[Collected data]

************

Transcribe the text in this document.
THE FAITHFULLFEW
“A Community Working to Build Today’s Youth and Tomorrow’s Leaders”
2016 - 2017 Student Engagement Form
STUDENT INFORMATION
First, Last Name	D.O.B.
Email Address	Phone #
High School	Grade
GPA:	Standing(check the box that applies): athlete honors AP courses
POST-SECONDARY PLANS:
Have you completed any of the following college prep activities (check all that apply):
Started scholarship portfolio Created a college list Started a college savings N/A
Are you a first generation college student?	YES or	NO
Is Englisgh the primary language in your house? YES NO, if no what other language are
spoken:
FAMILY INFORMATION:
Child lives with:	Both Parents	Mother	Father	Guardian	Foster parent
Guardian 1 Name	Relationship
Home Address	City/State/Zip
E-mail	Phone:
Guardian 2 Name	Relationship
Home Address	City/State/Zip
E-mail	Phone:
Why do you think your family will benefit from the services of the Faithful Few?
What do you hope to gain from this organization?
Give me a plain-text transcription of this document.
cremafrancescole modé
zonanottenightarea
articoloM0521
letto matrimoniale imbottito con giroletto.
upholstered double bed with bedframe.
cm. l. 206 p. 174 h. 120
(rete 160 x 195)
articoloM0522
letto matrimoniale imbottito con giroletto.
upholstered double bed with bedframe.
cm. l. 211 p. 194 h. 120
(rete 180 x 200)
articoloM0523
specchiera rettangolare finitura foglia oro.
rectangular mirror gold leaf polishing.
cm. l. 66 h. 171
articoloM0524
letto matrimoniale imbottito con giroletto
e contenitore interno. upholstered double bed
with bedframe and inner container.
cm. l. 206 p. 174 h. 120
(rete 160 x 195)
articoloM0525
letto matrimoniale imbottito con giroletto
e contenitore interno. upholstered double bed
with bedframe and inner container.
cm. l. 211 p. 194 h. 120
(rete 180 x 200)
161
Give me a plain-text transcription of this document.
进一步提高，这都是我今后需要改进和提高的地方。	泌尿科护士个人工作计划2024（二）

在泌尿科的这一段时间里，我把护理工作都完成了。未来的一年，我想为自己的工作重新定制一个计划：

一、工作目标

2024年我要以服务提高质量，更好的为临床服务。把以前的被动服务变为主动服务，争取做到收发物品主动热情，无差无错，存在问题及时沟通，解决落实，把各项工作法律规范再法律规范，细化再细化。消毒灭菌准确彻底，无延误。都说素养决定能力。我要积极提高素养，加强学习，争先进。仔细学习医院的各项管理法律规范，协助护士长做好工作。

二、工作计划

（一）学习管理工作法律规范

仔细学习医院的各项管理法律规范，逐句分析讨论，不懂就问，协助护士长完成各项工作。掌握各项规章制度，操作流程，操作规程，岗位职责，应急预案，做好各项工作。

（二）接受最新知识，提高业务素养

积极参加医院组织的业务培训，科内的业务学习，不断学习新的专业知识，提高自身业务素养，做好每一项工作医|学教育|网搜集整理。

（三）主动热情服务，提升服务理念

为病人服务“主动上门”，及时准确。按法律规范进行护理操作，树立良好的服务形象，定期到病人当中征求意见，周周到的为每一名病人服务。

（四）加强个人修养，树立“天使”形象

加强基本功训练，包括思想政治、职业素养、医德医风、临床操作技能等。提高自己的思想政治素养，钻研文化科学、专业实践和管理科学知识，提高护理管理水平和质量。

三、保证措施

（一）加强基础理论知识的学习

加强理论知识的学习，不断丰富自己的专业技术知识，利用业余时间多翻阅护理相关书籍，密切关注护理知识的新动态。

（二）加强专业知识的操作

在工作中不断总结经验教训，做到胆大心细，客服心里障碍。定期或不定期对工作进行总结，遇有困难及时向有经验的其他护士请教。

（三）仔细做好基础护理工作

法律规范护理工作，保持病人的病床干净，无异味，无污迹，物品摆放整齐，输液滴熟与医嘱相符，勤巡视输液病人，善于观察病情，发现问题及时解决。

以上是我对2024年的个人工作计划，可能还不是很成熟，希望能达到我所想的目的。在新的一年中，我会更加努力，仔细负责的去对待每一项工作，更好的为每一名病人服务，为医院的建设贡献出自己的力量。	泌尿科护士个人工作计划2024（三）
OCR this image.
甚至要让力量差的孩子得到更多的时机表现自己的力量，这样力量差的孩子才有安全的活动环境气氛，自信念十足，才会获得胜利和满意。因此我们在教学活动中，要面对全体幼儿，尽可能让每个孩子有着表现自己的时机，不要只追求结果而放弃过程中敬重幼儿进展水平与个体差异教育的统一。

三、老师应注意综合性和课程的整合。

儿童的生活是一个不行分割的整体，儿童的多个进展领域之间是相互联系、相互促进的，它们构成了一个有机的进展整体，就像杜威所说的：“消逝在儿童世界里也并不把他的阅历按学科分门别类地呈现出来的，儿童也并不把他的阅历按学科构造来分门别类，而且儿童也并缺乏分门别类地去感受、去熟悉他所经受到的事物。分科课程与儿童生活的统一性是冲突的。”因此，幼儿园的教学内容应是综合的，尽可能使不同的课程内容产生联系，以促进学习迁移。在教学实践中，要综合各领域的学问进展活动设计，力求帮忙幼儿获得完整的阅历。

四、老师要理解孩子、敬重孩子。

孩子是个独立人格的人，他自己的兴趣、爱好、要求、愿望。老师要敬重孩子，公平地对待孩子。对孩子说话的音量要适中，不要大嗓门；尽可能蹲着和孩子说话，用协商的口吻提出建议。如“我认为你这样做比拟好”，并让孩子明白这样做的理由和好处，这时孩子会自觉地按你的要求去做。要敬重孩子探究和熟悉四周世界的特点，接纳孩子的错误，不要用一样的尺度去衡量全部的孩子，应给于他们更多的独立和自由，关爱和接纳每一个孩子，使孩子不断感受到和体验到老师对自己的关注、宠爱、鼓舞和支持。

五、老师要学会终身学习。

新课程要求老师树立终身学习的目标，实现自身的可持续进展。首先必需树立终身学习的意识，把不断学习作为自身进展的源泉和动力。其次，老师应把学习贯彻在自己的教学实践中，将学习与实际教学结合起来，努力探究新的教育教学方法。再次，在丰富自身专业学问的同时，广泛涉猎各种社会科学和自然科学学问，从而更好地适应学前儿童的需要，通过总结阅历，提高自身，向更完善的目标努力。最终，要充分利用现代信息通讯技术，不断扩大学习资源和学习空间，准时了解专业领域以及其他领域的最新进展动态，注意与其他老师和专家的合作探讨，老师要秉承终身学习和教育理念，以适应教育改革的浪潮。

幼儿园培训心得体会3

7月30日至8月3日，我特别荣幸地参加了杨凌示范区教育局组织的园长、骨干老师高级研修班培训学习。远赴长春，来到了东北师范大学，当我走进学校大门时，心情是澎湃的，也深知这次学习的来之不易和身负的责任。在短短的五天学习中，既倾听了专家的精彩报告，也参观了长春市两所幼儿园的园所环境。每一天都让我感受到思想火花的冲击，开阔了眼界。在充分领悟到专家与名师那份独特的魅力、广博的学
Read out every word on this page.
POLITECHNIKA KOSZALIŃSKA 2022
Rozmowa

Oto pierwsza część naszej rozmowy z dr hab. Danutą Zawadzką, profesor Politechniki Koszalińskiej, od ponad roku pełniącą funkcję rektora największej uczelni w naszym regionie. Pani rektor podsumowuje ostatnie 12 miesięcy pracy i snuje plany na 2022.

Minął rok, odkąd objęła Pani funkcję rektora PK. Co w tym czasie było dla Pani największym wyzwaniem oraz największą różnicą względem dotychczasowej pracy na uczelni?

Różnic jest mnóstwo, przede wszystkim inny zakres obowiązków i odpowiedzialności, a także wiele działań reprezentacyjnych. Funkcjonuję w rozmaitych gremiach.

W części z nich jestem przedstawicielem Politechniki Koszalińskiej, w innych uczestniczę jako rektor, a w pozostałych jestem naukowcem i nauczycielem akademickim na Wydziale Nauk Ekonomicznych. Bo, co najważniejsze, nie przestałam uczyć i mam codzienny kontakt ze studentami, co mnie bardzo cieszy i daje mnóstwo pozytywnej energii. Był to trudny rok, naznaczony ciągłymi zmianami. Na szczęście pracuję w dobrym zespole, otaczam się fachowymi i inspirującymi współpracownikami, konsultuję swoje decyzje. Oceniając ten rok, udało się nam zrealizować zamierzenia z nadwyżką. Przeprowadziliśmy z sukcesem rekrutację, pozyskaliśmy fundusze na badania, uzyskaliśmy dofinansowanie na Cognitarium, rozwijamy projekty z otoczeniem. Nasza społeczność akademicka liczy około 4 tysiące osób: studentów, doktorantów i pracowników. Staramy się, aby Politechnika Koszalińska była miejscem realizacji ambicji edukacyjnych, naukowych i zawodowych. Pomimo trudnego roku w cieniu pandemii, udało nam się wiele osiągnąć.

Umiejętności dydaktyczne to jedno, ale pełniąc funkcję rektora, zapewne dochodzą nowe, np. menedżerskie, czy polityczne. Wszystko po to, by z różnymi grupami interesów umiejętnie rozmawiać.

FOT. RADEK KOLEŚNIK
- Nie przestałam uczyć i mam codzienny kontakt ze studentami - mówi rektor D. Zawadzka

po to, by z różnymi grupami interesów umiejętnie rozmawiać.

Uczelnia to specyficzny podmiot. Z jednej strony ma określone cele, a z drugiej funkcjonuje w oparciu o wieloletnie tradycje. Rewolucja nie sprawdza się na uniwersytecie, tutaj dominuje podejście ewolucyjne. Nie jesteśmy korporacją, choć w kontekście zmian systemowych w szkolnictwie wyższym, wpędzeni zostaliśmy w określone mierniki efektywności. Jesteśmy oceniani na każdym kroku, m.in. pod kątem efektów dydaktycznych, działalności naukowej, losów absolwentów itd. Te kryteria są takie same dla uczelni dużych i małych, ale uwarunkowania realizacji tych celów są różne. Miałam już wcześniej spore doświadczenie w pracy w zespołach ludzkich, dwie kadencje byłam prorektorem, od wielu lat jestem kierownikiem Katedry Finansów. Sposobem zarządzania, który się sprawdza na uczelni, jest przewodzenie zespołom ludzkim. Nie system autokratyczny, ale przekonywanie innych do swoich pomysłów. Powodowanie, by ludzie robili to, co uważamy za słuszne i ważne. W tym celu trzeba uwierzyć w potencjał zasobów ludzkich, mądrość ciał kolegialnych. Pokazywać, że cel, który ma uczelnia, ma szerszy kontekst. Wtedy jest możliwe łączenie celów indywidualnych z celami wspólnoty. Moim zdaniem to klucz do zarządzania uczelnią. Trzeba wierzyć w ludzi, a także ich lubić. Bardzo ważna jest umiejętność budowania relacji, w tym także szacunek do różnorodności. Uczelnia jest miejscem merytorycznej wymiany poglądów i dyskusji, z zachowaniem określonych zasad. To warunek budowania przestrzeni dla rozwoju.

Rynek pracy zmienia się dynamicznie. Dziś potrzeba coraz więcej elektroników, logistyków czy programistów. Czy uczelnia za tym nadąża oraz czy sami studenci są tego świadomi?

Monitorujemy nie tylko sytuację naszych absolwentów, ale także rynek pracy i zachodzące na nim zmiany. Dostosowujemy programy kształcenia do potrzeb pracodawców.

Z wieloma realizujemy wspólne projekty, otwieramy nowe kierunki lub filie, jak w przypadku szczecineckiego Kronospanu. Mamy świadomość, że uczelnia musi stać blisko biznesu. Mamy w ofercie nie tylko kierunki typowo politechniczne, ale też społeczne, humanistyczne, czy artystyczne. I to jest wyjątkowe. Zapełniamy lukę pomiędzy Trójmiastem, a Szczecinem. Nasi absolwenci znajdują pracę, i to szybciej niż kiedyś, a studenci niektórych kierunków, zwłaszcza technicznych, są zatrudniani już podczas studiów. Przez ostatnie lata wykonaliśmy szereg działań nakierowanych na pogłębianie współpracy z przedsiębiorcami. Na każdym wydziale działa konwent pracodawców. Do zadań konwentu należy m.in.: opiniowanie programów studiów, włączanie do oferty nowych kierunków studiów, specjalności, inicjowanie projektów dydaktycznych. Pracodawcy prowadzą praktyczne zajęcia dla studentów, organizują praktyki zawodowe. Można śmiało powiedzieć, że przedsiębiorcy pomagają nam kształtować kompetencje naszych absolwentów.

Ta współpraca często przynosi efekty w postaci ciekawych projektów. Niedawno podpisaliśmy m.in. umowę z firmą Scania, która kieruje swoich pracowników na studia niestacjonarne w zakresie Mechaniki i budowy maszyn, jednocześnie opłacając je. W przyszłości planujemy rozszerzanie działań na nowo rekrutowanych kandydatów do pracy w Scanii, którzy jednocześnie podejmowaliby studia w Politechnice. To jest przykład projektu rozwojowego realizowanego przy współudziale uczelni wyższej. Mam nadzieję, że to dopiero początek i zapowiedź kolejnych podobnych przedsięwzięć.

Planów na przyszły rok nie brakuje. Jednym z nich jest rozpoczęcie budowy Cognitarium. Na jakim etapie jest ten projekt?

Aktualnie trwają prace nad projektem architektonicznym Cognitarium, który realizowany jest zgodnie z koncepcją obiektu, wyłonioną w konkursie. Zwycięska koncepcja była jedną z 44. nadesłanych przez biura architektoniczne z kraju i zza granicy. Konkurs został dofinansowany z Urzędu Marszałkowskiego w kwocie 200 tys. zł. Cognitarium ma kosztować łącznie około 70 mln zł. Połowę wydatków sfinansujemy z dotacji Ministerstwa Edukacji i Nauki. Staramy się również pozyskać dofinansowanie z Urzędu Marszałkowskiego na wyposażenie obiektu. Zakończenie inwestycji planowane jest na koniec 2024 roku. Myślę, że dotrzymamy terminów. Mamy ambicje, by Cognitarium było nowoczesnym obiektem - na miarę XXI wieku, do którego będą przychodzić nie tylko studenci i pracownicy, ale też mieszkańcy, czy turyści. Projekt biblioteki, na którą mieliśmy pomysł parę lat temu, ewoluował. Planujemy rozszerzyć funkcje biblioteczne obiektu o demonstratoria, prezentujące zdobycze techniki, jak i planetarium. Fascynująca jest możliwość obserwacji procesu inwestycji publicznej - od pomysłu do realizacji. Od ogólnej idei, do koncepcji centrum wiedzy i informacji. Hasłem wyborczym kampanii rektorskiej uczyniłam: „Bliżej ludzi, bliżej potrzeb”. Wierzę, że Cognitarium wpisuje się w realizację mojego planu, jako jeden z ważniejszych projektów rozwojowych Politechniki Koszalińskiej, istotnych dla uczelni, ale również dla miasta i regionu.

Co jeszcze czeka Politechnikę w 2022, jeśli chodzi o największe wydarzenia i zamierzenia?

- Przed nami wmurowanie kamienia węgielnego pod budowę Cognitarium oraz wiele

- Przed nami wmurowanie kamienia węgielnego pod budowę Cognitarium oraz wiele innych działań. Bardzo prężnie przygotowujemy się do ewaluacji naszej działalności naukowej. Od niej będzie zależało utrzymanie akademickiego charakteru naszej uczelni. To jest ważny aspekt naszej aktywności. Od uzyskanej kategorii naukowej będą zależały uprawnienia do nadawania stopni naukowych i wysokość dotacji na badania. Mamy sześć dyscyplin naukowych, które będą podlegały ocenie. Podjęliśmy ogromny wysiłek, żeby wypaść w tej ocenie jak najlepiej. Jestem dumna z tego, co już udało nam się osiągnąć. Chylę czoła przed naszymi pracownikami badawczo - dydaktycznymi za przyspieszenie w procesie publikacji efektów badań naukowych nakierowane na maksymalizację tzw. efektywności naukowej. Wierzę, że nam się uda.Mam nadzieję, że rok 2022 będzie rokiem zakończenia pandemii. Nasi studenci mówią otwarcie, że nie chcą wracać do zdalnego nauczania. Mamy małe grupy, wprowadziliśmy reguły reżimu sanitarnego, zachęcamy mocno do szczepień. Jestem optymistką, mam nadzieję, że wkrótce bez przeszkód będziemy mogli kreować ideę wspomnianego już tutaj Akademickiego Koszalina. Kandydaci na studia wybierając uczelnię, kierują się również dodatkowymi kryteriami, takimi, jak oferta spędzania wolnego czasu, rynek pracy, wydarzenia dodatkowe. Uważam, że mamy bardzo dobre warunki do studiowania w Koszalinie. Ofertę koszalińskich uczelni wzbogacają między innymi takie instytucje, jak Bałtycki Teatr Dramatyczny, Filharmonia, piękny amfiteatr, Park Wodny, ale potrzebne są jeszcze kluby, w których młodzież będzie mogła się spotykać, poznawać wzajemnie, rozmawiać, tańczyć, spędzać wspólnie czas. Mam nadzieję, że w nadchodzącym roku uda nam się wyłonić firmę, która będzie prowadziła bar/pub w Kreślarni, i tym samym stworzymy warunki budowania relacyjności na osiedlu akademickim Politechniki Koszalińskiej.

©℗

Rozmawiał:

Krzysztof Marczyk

************

• Prompt
Extract every line containing the string "Name" from the material.

• The response
First, Last Name	D.O.B.
Guardian 1 Name	Relationship
Guardian 2 Name	Relationship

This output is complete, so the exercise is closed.